> Written task
Can you copy the records verbatim, starting at their first line and ending at the line that contains "violin-spike: [1438, 525, 1443, 1016]", with both of those lines included?

> Data provided
◆ ◆ ◆ ◆ ◆

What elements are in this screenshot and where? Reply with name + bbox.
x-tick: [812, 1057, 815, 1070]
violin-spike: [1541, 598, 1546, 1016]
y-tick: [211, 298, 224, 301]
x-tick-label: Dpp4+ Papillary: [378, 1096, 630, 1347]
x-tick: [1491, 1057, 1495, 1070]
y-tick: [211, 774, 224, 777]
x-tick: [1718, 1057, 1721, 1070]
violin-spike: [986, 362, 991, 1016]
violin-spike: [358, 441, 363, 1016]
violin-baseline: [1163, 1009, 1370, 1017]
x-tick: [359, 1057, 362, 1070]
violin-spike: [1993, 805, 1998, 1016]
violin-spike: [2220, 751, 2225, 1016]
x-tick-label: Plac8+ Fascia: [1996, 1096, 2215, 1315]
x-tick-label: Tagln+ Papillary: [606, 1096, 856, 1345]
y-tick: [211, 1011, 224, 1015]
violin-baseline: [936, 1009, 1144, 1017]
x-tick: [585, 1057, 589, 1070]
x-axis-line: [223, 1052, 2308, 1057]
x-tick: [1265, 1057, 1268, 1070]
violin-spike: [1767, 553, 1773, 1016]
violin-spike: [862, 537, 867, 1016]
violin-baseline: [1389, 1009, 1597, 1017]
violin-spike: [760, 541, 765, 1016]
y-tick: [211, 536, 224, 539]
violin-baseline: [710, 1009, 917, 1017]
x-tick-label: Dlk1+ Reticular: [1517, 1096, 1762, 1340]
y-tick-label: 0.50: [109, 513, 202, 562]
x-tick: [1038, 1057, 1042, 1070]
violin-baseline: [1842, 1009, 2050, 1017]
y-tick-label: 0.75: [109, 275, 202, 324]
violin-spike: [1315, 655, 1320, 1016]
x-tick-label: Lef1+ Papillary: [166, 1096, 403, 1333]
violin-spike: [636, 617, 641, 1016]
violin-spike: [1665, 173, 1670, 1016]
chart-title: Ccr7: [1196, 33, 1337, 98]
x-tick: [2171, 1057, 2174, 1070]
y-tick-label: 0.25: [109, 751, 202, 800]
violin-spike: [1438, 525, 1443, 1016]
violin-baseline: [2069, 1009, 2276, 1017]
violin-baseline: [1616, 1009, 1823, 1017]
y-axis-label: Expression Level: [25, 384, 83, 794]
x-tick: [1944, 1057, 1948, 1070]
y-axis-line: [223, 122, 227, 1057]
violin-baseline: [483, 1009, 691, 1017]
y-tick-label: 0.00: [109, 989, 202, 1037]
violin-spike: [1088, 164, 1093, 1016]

◆ ◆ ◆ ◆ ◆

> Expected output
What elements are in this screenshot and where? Reply with name + bbox.
x-tick: [812, 1057, 815, 1070]
violin-spike: [1541, 598, 1546, 1016]
y-tick: [211, 298, 224, 301]
x-tick-label: Dpp4+ Papillary: [378, 1096, 630, 1347]
x-tick: [1491, 1057, 1495, 1070]
y-tick: [211, 774, 224, 777]
x-tick: [1718, 1057, 1721, 1070]
violin-spike: [986, 362, 991, 1016]
violin-spike: [358, 441, 363, 1016]
violin-baseline: [1163, 1009, 1370, 1017]
x-tick: [359, 1057, 362, 1070]
violin-spike: [1993, 805, 1998, 1016]
violin-spike: [2220, 751, 2225, 1016]
x-tick-label: Plac8+ Fascia: [1996, 1096, 2215, 1315]
x-tick-label: Tagln+ Papillary: [606, 1096, 856, 1345]
y-tick: [211, 1011, 224, 1015]
violin-baseline: [936, 1009, 1144, 1017]
x-tick: [585, 1057, 589, 1070]
x-axis-line: [223, 1052, 2308, 1057]
x-tick: [1265, 1057, 1268, 1070]
violin-spike: [1767, 553, 1773, 1016]
violin-spike: [862, 537, 867, 1016]
violin-baseline: [1389, 1009, 1597, 1017]
violin-spike: [760, 541, 765, 1016]
y-tick: [211, 536, 224, 539]
violin-baseline: [710, 1009, 917, 1017]
x-tick-label: Dlk1+ Reticular: [1517, 1096, 1762, 1340]
y-tick-label: 0.50: [109, 513, 202, 562]
x-tick: [1038, 1057, 1042, 1070]
violin-baseline: [1842, 1009, 2050, 1017]
y-tick-label: 0.75: [109, 275, 202, 324]
violin-spike: [1315, 655, 1320, 1016]
x-tick-label: Lef1+ Papillary: [166, 1096, 403, 1333]
violin-spike: [636, 617, 641, 1016]
violin-spike: [1665, 173, 1670, 1016]
chart-title: Ccr7: [1196, 33, 1337, 98]
x-tick: [2171, 1057, 2174, 1070]
y-tick-label: 0.25: [109, 751, 202, 800]
violin-spike: [1438, 525, 1443, 1016]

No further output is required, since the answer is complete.